====== Given entries ======

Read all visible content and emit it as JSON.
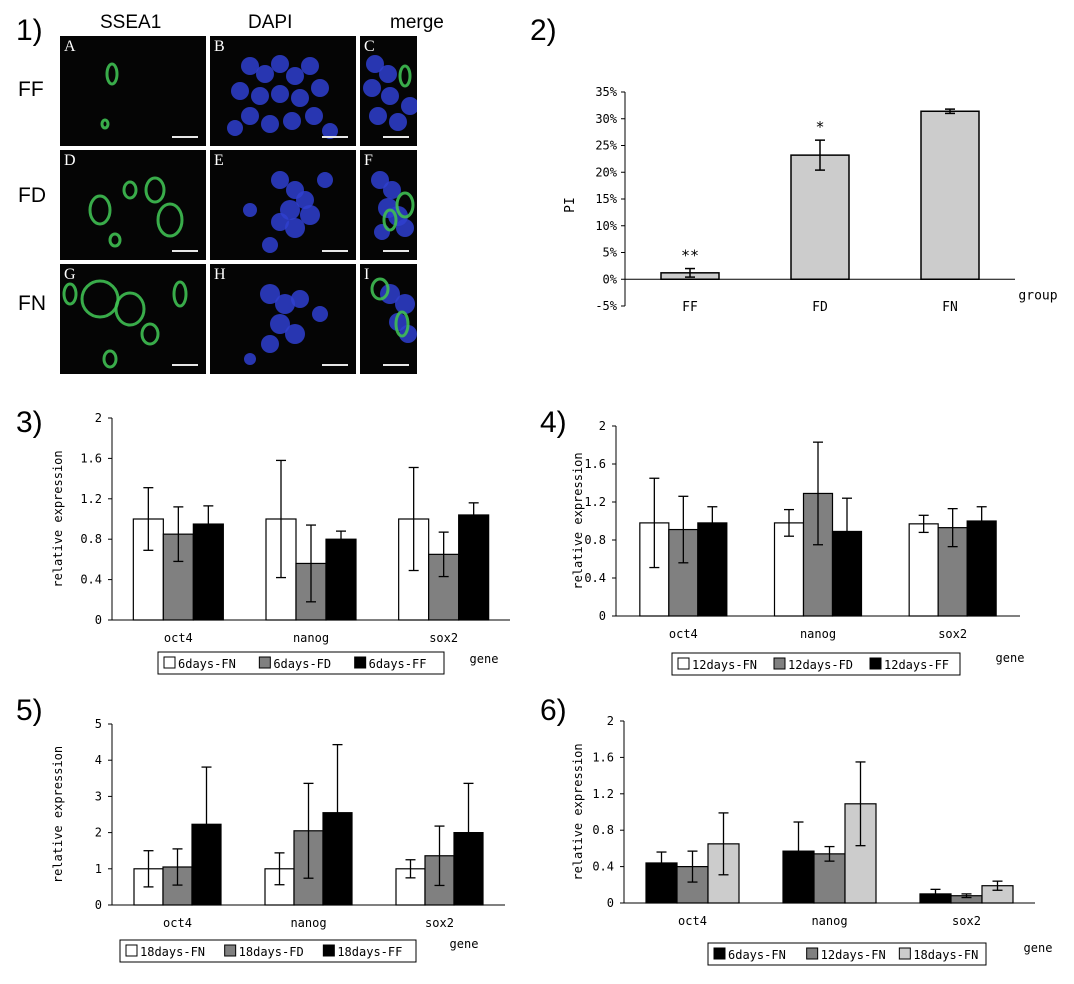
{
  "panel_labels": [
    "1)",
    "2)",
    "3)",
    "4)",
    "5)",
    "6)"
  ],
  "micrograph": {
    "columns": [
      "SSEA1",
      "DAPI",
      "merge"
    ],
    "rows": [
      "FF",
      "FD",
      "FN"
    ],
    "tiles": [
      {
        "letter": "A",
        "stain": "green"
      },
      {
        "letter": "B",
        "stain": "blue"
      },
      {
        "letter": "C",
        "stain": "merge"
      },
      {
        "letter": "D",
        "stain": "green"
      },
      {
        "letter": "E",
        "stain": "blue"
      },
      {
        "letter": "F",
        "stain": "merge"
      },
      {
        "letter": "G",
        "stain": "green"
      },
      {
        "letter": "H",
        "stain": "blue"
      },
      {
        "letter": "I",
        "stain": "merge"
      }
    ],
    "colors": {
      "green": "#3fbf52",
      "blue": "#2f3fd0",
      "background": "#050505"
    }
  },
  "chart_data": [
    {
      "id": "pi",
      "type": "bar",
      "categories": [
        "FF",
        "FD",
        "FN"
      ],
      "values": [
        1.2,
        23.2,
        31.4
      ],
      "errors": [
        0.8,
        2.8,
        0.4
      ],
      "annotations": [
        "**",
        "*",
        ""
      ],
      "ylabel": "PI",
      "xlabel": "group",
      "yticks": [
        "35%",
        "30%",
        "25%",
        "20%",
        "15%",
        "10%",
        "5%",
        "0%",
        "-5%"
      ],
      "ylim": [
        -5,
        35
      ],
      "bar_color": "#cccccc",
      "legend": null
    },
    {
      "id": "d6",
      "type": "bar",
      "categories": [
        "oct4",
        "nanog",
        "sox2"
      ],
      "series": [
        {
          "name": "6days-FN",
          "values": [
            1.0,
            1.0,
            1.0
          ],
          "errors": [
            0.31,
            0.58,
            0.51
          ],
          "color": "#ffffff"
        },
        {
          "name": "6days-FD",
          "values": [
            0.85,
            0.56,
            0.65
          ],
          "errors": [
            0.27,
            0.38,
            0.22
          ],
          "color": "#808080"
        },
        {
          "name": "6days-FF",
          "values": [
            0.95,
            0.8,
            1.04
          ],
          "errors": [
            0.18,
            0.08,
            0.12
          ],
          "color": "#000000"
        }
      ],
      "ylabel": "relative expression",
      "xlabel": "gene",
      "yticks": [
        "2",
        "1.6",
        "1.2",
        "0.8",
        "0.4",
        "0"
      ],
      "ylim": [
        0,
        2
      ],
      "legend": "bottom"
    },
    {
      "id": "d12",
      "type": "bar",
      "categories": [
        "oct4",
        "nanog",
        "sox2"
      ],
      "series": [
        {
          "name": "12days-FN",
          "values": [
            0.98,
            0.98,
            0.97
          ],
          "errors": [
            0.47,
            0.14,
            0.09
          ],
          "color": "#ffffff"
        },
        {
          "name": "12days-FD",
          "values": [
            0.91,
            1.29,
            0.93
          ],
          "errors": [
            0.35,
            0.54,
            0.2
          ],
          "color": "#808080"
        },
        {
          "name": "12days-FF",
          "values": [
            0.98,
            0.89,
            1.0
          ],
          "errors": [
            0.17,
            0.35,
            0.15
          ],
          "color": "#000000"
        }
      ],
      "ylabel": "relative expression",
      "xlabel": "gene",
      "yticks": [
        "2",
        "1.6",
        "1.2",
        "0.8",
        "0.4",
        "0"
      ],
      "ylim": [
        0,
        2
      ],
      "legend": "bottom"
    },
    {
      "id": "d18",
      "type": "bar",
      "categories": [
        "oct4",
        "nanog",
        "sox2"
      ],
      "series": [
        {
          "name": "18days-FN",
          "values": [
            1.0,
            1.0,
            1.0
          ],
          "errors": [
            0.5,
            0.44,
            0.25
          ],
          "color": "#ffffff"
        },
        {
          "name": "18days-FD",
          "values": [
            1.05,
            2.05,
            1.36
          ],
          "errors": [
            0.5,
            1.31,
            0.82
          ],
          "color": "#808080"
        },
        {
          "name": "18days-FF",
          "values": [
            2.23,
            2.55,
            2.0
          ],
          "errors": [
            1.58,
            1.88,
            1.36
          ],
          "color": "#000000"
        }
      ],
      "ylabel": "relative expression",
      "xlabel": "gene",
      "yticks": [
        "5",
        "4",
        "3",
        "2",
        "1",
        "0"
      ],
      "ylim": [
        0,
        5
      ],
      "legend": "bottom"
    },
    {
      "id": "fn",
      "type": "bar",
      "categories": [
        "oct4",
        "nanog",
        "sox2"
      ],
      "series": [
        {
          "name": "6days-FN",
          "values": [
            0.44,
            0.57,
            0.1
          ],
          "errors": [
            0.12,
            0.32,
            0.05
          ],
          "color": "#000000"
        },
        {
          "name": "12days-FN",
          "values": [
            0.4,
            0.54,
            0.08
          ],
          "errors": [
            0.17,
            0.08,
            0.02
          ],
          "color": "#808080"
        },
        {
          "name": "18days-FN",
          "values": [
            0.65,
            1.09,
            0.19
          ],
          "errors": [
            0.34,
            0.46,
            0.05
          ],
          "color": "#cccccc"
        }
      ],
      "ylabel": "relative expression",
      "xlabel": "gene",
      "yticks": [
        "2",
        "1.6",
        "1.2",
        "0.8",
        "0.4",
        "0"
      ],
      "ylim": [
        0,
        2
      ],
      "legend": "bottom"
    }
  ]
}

======

- What is being asked
Pictures in the records must not appear in the copy; transcribe everything else precisely.

- Task response
Read all visible content and emit it as JSON.
{
  "panel_labels": [
    "1)",
    "2)",
    "3)",
    "4)",
    "5)",
    "6)"
  ],
  "micrograph": {
    "columns": [
      "SSEA1",
      "DAPI",
      "merge"
    ],
    "rows": [
      "FF",
      "FD",
      "FN"
    ],
    "tiles": [
      {
        "letter": "A",
        "stain": "green"
      },
      {
        "letter": "B",
        "stain": "blue"
      },
      {
        "letter": "C",
        "stain": "merge"
      },
      {
        "letter": "D",
        "stain": "green"
      },
      {
        "letter": "E",
        "stain": "blue"
      },
      {
        "letter": "F",
        "stain": "merge"
      },
      {
        "letter": "G",
        "stain": "green"
      },
      {
        "letter": "H",
        "stain": "blue"
      },
      {
        "letter": "I",
        "stain": "merge"
      }
    ],
    "colors": {
      "green": "#3fbf52",
      "blue": "#2f3fd0",
      "background": "#050505"
    }
  },
  "chart_data": [
    {
      "id": "pi",
      "type": "bar",
      "categories": [
        "FF",
        "FD",
        "FN"
      ],
      "values": [
        1.2,
        23.2,
        31.4
      ],
      "errors": [
        0.8,
        2.8,
        0.4
      ],
      "annotations": [
        "**",
        "*",
        ""
      ],
      "ylabel": "PI",
      "xlabel": "group",
      "yticks": [
        "35%",
        "30%",
        "25%",
        "20%",
        "15%",
        "10%",
        "5%",
        "0%",
        "-5%"
      ],
      "ylim": [
        -5,
        35
      ],
      "bar_color": "#cccccc",
      "legend": null
    },
    {
      "id": "d6",
      "type": "bar",
      "categories": [
        "oct4",
        "nanog",
        "sox2"
      ],
      "series": [
        {
          "name": "6days-FN",
          "values": [
            1.0,
            1.0,
            1.0
          ],
          "errors": [
            0.31,
            0.58,
            0.51
          ],
          "color": "#ffffff"
        },
        {
          "name": "6days-FD",
          "values": [
            0.85,
            0.56,
            0.65
          ],
          "errors": [
            0.27,
            0.38,
            0.22
          ],
          "color": "#808080"
        },
        {
          "name": "6days-FF",
          "values": [
            0.95,
            0.8,
            1.04
          ],
          "errors": [
            0.18,
            0.08,
            0.12
          ],
          "color": "#000000"
        }
      ],
      "ylabel": "relative expression",
      "xlabel": "gene",
      "yticks": [
        "2",
        "1.6",
        "1.2",
        "0.8",
        "0.4",
        "0"
      ],
      "ylim": [
        0,
        2
      ],
      "legend": "bottom"
    },
    {
      "id": "d12",
      "type": "bar",
      "categories": [
        "oct4",
        "nanog",
        "sox2"
      ],
      "series": [
        {
          "name": "12days-FN",
          "values": [
            0.98,
            0.98,
            0.97
          ],
          "errors": [
            0.47,
            0.14,
            0.09
          ],
          "color": "#ffffff"
        },
        {
          "name": "12days-FD",
          "values": [
            0.91,
            1.29,
            0.93
          ],
          "errors": [
            0.35,
            0.54,
            0.2
          ],
          "color": "#808080"
        },
        {
          "name": "12days-FF",
          "values": [
            0.98,
            0.89,
            1.0
          ],
          "errors": [
            0.17,
            0.35,
            0.15
          ],
          "color": "#000000"
        }
      ],
      "ylabel": "relative expression",
      "xlabel": "gene",
      "yticks": [
        "2",
        "1.6",
        "1.2",
        "0.8",
        "0.4",
        "0"
      ],
      "ylim": [
        0,
        2
      ],
      "legend": "bottom"
    },
    {
      "id": "d18",
      "type": "bar",
      "categories": [
        "oct4",
        "nanog",
        "sox2"
      ],
      "series": [
        {
          "name": "18days-FN",
          "values": [
            1.0,
            1.0,
            1.0
          ],
          "errors": [
            0.5,
            0.44,
            0.25
          ],
          "color": "#ffffff"
        },
        {
          "name": "18days-FD",
          "values": [
            1.05,
            2.05,
            1.36
          ],
          "errors": [
            0.5,
            1.31,
            0.82
          ],
          "color": "#808080"
        },
        {
          "name": "18days-FF",
          "values": [
            2.23,
            2.55,
            2.0
          ],
          "errors": [
            1.58,
            1.88,
            1.36
          ],
          "color": "#000000"
        }
      ],
      "ylabel": "relative expression",
      "xlabel": "gene",
      "yticks": [
        "5",
        "4",
        "3",
        "2",
        "1",
        "0"
      ],
      "ylim": [
        0,
        5
      ],
      "legend": "bottom"
    },
    {
      "id": "fn",
      "type": "bar",
      "categories": [
        "oct4",
        "nanog",
        "sox2"
      ],
      "series": [
        {
          "name": "6days-FN",
          "values": [
            0.44,
            0.57,
            0.1
          ],
          "errors": [
            0.12,
            0.32,
            0.05
          ],
          "color": "#000000"
        },
        {
          "name": "12days-FN",
          "values": [
            0.4,
            0.54,
            0.08
          ],
          "errors": [
            0.17,
            0.08,
            0.02
          ],
          "color": "#808080"
        },
        {
          "name": "18days-FN",
          "values": [
            0.65,
            1.09,
            0.19
          ],
          "errors": [
            0.34,
            0.46,
            0.05
          ],
          "color": "#cccccc"
        }
      ],
      "ylabel": "relative expression",
      "xlabel": "gene",
      "yticks": [
        "2",
        "1.6",
        "1.2",
        "0.8",
        "0.4",
        "0"
      ],
      "ylim": [
        0,
        2
      ],
      "legend": "bottom"
    }
  ]
}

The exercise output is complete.